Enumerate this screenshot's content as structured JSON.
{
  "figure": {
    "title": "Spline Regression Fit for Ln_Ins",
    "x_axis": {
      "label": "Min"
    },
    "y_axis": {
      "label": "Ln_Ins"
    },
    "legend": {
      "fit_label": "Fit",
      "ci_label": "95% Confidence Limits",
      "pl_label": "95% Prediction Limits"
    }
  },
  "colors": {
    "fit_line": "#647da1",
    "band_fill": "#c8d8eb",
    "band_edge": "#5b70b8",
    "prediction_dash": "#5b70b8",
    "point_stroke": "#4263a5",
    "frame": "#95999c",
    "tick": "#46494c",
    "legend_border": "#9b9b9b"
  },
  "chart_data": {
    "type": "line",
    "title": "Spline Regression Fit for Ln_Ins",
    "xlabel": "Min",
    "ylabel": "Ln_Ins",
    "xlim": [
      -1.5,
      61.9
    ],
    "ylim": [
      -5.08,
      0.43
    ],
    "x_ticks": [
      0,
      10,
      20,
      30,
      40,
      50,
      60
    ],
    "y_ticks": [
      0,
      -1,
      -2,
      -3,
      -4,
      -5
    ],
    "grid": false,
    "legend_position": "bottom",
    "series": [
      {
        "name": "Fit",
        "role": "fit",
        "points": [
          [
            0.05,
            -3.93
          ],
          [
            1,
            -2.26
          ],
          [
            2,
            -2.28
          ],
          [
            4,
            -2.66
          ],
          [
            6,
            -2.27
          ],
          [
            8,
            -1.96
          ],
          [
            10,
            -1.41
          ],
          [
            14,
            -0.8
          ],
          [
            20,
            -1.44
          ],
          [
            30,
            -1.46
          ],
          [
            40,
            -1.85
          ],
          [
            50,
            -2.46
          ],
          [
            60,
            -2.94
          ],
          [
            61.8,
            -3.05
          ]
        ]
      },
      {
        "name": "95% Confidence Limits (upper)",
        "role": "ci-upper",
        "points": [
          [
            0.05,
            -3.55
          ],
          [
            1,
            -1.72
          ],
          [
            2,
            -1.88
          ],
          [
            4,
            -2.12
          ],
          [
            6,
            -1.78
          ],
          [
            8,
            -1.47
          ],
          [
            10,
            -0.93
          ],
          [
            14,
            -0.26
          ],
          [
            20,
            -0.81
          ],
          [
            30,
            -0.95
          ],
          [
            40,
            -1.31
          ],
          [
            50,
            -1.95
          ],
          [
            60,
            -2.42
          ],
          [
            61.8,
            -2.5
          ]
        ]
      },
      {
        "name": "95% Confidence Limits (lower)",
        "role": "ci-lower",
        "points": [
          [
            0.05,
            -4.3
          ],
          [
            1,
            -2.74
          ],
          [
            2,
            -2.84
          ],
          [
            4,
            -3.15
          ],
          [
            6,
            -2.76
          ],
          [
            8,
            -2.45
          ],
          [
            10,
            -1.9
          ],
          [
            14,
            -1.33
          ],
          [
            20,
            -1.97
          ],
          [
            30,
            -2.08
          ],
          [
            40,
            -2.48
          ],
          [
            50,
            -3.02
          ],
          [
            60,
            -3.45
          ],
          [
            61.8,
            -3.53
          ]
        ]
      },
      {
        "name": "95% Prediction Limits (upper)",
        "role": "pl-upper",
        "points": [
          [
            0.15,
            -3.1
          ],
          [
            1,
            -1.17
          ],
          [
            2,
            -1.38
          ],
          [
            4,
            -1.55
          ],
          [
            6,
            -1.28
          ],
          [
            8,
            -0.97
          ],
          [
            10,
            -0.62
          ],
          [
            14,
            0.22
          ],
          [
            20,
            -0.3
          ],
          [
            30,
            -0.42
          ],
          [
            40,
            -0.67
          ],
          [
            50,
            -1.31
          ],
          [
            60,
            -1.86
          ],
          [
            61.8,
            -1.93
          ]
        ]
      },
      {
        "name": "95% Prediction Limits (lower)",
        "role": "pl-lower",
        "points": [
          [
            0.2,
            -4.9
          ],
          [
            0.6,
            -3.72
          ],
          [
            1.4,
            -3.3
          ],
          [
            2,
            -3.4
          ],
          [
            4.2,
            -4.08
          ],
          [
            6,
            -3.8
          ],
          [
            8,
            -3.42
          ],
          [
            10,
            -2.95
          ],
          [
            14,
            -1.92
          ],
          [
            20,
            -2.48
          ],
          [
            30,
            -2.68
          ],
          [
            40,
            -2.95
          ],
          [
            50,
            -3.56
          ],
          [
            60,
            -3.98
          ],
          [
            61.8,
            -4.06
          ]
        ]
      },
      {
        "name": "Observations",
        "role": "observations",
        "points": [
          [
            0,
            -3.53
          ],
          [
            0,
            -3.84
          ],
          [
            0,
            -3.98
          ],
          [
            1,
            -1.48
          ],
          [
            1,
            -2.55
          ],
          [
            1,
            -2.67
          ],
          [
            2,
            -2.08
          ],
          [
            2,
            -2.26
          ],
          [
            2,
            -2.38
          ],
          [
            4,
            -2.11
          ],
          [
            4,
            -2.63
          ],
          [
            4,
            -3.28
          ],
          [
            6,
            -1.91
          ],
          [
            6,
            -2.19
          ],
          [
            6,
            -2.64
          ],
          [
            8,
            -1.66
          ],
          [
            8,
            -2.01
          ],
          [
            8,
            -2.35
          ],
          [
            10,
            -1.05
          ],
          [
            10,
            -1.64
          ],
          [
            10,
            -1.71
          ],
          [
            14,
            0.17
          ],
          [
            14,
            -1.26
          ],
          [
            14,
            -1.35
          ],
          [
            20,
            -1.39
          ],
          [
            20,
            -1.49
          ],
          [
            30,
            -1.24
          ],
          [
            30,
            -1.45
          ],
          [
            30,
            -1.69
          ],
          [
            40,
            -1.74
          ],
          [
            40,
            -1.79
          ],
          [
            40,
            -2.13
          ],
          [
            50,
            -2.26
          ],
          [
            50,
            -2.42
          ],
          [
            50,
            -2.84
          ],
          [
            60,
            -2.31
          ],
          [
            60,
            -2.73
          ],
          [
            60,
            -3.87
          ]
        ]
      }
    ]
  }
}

> _SHORT TASK_:
Transcribe the data. Leave every line exactly as it is.

> _RESULT OF THE EXERCISE_:
Enumerate this screenshot's content as structured JSON.
{
  "figure": {
    "title": "Spline Regression Fit for Ln_Ins",
    "x_axis": {
      "label": "Min"
    },
    "y_axis": {
      "label": "Ln_Ins"
    },
    "legend": {
      "fit_label": "Fit",
      "ci_label": "95% Confidence Limits",
      "pl_label": "95% Prediction Limits"
    }
  },
  "colors": {
    "fit_line": "#647da1",
    "band_fill": "#c8d8eb",
    "band_edge": "#5b70b8",
    "prediction_dash": "#5b70b8",
    "point_stroke": "#4263a5",
    "frame": "#95999c",
    "tick": "#46494c",
    "legend_border": "#9b9b9b"
  },
  "chart_data": {
    "type": "line",
    "title": "Spline Regression Fit for Ln_Ins",
    "xlabel": "Min",
    "ylabel": "Ln_Ins",
    "xlim": [
      -1.5,
      61.9
    ],
    "ylim": [
      -5.08,
      0.43
    ],
    "x_ticks": [
      0,
      10,
      20,
      30,
      40,
      50,
      60
    ],
    "y_ticks": [
      0,
      -1,
      -2,
      -3,
      -4,
      -5
    ],
    "grid": false,
    "legend_position": "bottom",
    "series": [
      {
        "name": "Fit",
        "role": "fit",
        "points": [
          [
            0.05,
            -3.93
          ],
          [
            1,
            -2.26
          ],
          [
            2,
            -2.28
          ],
          [
            4,
            -2.66
          ],
          [
            6,
            -2.27
          ],
          [
            8,
            -1.96
          ],
          [
            10,
            -1.41
          ],
          [
            14,
            -0.8
          ],
          [
            20,
            -1.44
          ],
          [
            30,
            -1.46
          ],
          [
            40,
            -1.85
          ],
          [
            50,
            -2.46
          ],
          [
            60,
            -2.94
          ],
          [
            61.8,
            -3.05
          ]
        ]
      },
      {
        "name": "95% Confidence Limits (upper)",
        "role": "ci-upper",
        "points": [
          [
            0.05,
            -3.55
          ],
          [
            1,
            -1.72
          ],
          [
            2,
            -1.88
          ],
          [
            4,
            -2.12
          ],
          [
            6,
            -1.78
          ],
          [
            8,
            -1.47
          ],
          [
            10,
            -0.93
          ],
          [
            14,
            -0.26
          ],
          [
            20,
            -0.81
          ],
          [
            30,
            -0.95
          ],
          [
            40,
            -1.31
          ],
          [
            50,
            -1.95
          ],
          [
            60,
            -2.42
          ],
          [
            61.8,
            -2.5
          ]
        ]
      },
      {
        "name": "95% Confidence Limits (lower)",
        "role": "ci-lower",
        "points": [
          [
            0.05,
            -4.3
          ],
          [
            1,
            -2.74
          ],
          [
            2,
            -2.84
          ],
          [
            4,
            -3.15
          ],
          [
            6,
            -2.76
          ],
          [
            8,
            -2.45
          ],
          [
            10,
            -1.9
          ],
          [
            14,
            -1.33
          ],
          [
            20,
            -1.97
          ],
          [
            30,
            -2.08
          ],
          [
            40,
            -2.48
          ],
          [
            50,
            -3.02
          ],
          [
            60,
            -3.45
          ],
          [
            61.8,
            -3.53
          ]
        ]
      },
      {
        "name": "95% Prediction Limits (upper)",
        "role": "pl-upper",
        "points": [
          [
            0.15,
            -3.1
          ],
          [
            1,
            -1.17
          ],
          [
            2,
            -1.38
          ],
          [
            4,
            -1.55
          ],
          [
            6,
            -1.28
          ],
          [
            8,
            -0.97
          ],
          [
            10,
            -0.62
          ],
          [
            14,
            0.22
          ],
          [
            20,
            -0.3
          ],
          [
            30,
            -0.42
          ],
          [
            40,
            -0.67
          ],
          [
            50,
            -1.31
          ],
          [
            60,
            -1.86
          ],
          [
            61.8,
            -1.93
          ]
        ]
      },
      {
        "name": "95% Prediction Limits (lower)",
        "role": "pl-lower",
        "points": [
          [
            0.2,
            -4.9
          ],
          [
            0.6,
            -3.72
          ],
          [
            1.4,
            -3.3
          ],
          [
            2,
            -3.4
          ],
          [
            4.2,
            -4.08
          ],
          [
            6,
            -3.8
          ],
          [
            8,
            -3.42
          ],
          [
            10,
            -2.95
          ],
          [
            14,
            -1.92
          ],
          [
            20,
            -2.48
          ],
          [
            30,
            -2.68
          ],
          [
            40,
            -2.95
          ],
          [
            50,
            -3.56
          ],
          [
            60,
            -3.98
          ],
          [
            61.8,
            -4.06
          ]
        ]
      },
      {
        "name": "Observations",
        "role": "observations",
        "points": [
          [
            0,
            -3.53
          ],
          [
            0,
            -3.84
          ],
          [
            0,
            -3.98
          ],
          [
            1,
            -1.48
          ],
          [
            1,
            -2.55
          ],
          [
            1,
            -2.67
          ],
          [
            2,
            -2.08
          ],
          [
            2,
            -2.26
          ],
          [
            2,
            -2.38
          ],
          [
            4,
            -2.11
          ],
          [
            4,
            -2.63
          ],
          [
            4,
            -3.28
          ],
          [
            6,
            -1.91
          ],
          [
            6,
            -2.19
          ],
          [
            6,
            -2.64
          ],
          [
            8,
            -1.66
          ],
          [
            8,
            -2.01
          ],
          [
            8,
            -2.35
          ],
          [
            10,
            -1.05
          ],
          [
            10,
            -1.64
          ],
          [
            10,
            -1.71
          ],
          [
            14,
            0.17
          ],
          [
            14,
            -1.26
          ],
          [
            14,
            -1.35
          ],
          [
            20,
            -1.39
          ],
          [
            20,
            -1.49
          ],
          [
            30,
            -1.24
          ],
          [
            30,
            -1.45
          ],
          [
            30,
            -1.69
          ],
          [
            40,
            -1.74
          ],
          [
            40,
            -1.79
          ],
          [
            40,
            -2.13
          ],
          [
            50,
            -2.26
          ],
          [
            50,
            -2.42
          ],
          [
            50,
            -2.84
          ],
          [
            60,
            -2.31
          ],
          [
            60,
            -2.73
          ],
          [
            60,
            -3.87
          ]
        ]
      }
    ]
  }
}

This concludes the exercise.